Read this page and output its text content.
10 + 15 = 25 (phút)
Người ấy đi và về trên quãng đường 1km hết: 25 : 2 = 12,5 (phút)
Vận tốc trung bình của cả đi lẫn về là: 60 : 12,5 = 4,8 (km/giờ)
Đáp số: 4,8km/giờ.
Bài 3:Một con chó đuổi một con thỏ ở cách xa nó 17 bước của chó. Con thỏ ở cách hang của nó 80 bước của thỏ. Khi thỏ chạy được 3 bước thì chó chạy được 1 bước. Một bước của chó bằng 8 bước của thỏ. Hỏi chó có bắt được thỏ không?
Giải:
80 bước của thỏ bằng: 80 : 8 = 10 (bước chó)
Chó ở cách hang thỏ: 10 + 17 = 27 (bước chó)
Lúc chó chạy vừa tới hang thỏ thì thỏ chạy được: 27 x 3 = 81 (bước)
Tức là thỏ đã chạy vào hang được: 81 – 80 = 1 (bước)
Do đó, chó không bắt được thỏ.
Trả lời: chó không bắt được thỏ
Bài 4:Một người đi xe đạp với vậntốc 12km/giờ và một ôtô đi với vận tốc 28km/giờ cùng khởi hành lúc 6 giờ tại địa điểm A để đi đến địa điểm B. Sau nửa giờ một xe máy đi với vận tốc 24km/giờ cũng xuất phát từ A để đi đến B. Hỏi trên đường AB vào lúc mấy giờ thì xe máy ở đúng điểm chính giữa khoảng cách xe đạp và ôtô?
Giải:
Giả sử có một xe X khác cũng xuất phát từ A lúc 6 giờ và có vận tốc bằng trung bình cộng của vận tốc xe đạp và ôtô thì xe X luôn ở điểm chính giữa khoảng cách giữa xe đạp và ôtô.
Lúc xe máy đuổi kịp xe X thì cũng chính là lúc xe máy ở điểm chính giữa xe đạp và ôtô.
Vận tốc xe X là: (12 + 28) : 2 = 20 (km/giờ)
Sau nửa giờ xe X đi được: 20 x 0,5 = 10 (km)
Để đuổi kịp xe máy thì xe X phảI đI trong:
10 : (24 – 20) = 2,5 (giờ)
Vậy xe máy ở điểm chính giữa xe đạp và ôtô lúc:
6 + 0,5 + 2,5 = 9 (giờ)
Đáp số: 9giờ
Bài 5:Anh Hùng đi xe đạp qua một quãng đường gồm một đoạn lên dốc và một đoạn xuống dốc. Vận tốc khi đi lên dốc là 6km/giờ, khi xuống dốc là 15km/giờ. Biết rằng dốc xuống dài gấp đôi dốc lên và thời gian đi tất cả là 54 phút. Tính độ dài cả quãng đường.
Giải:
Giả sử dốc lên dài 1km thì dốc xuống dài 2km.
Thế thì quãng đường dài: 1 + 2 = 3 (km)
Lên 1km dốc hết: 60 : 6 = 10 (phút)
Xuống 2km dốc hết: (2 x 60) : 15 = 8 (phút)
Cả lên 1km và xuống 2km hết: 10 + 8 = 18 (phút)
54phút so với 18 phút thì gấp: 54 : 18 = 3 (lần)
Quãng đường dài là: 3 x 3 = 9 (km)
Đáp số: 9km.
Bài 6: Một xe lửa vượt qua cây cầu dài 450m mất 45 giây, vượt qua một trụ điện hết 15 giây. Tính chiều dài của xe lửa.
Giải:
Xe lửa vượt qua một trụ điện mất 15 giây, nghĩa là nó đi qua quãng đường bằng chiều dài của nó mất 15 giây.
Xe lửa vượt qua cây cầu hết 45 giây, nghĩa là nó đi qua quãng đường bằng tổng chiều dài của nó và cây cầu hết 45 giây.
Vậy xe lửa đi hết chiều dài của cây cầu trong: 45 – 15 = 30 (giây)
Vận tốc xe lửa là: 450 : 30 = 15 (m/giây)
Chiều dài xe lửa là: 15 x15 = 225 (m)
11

============================================================

◆ **Exercise details**
Copy the records above exactly as they appear.

◆ **Response below**
Read this page and output its text content.
10 + 15 = 25 (phút)
Người ấy đi và về trên quãng đường 1km hết: 25 : 2 = 12,5 (phút)
Vận tốc trung bình của cả đi lẫn về là: 60 : 12,5 = 4,8 (km/giờ)
Đáp số: 4,8km/giờ.
Bài 3:Một con chó đuổi một con thỏ ở cách xa nó 17 bước của chó. Con thỏ ở cách hang của nó 80 bước của thỏ. Khi thỏ chạy được 3 bước thì chó chạy được 1 bước. Một bước của chó bằng 8 bước của thỏ. Hỏi chó có bắt được thỏ không?
Giải:
80 bước của thỏ bằng: 80 : 8 = 10 (bước chó)
Chó ở cách hang thỏ: 10 + 17 = 27 (bước chó)
Lúc chó chạy vừa tới hang thỏ thì thỏ chạy được: 27 x 3 = 81 (bước)
Tức là thỏ đã chạy vào hang được: 81 – 80 = 1 (bước)
Do đó, chó không bắt được thỏ.
Trả lời: chó không bắt được thỏ
Bài 4:Một người đi xe đạp với vậntốc 12km/giờ và một ôtô đi với vận tốc 28km/giờ cùng khởi hành lúc 6 giờ tại địa điểm A để đi đến địa điểm B. Sau nửa giờ một xe máy đi với vận tốc 24km/giờ cũng xuất phát từ A để đi đến B. Hỏi trên đường AB vào lúc mấy giờ thì xe máy ở đúng điểm chính giữa khoảng cách xe đạp và ôtô?
Giải:
Giả sử có một xe X khác cũng xuất phát từ A lúc 6 giờ và có vận tốc bằng trung bình cộng của vận tốc xe đạp và ôtô thì xe X luôn ở điểm chính giữa khoảng cách giữa xe đạp và ôtô.
Lúc xe máy đuổi kịp xe X thì cũng chính là lúc xe máy ở điểm chính giữa xe đạp và ôtô.
Vận tốc xe X là: (12 + 28) : 2 = 20 (km/giờ)
Sau nửa giờ xe X đi được: 20 x 0,5 = 10 (km)
Để đuổi kịp xe máy thì xe X phảI đI trong:
10 : (24 – 20) = 2,5 (giờ)
Vậy xe máy ở điểm chính giữa xe đạp và ôtô lúc:
6 + 0,5 + 2,5 = 9 (giờ)
Đáp số: 9giờ
Bài 5:Anh Hùng đi xe đạp qua một quãng đường gồm một đoạn lên dốc và một đoạn xuống dốc. Vận tốc khi đi lên dốc là 6km/giờ, khi xuống dốc là 15km/giờ. Biết rằng dốc xuống dài gấp đôi dốc lên và thời gian đi tất cả là 54 phút. Tính độ dài cả quãng đường.
Giải:
Giả sử dốc lên dài 1km thì dốc xuống dài 2km.
Thế thì quãng đường dài: 1 + 2 = 3 (km)
Lên 1km dốc hết: 60 : 6 = 10 (phút)
Xuống 2km dốc hết: (2 x 60) : 15 = 8 (phút)
Cả lên 1km và xuống 2km hết: 10 + 8 = 18 (phút)
54phút so với 18 phút thì gấp: 54 : 18 = 3 (lần)
Quãng đường dài là: 3 x 3 = 9 (km)
Đáp số: 9km.
Bài 6: Một xe lửa vượt qua cây cầu dài 450m mất 45 giây, vượt qua một trụ điện hết 15 giây. Tính chiều dài của xe lửa.
Giải:
Xe lửa vượt qua một trụ điện mất 15 giây, nghĩa là nó đi qua quãng đường bằng chiều dài của nó mất 15 giây.
Xe lửa vượt qua cây cầu hết 45 giây, nghĩa là nó đi qua quãng đường bằng tổng chiều dài của nó và cây cầu hết 45 giây.
Vậy xe lửa đi hết chiều dài của cây cầu trong: 45 – 15 = 30 (giây)
Vận tốc xe lửa là: 450 : 30 = 15 (m/giây)
Chiều dài xe lửa là: 15 x15 = 225 (m)
11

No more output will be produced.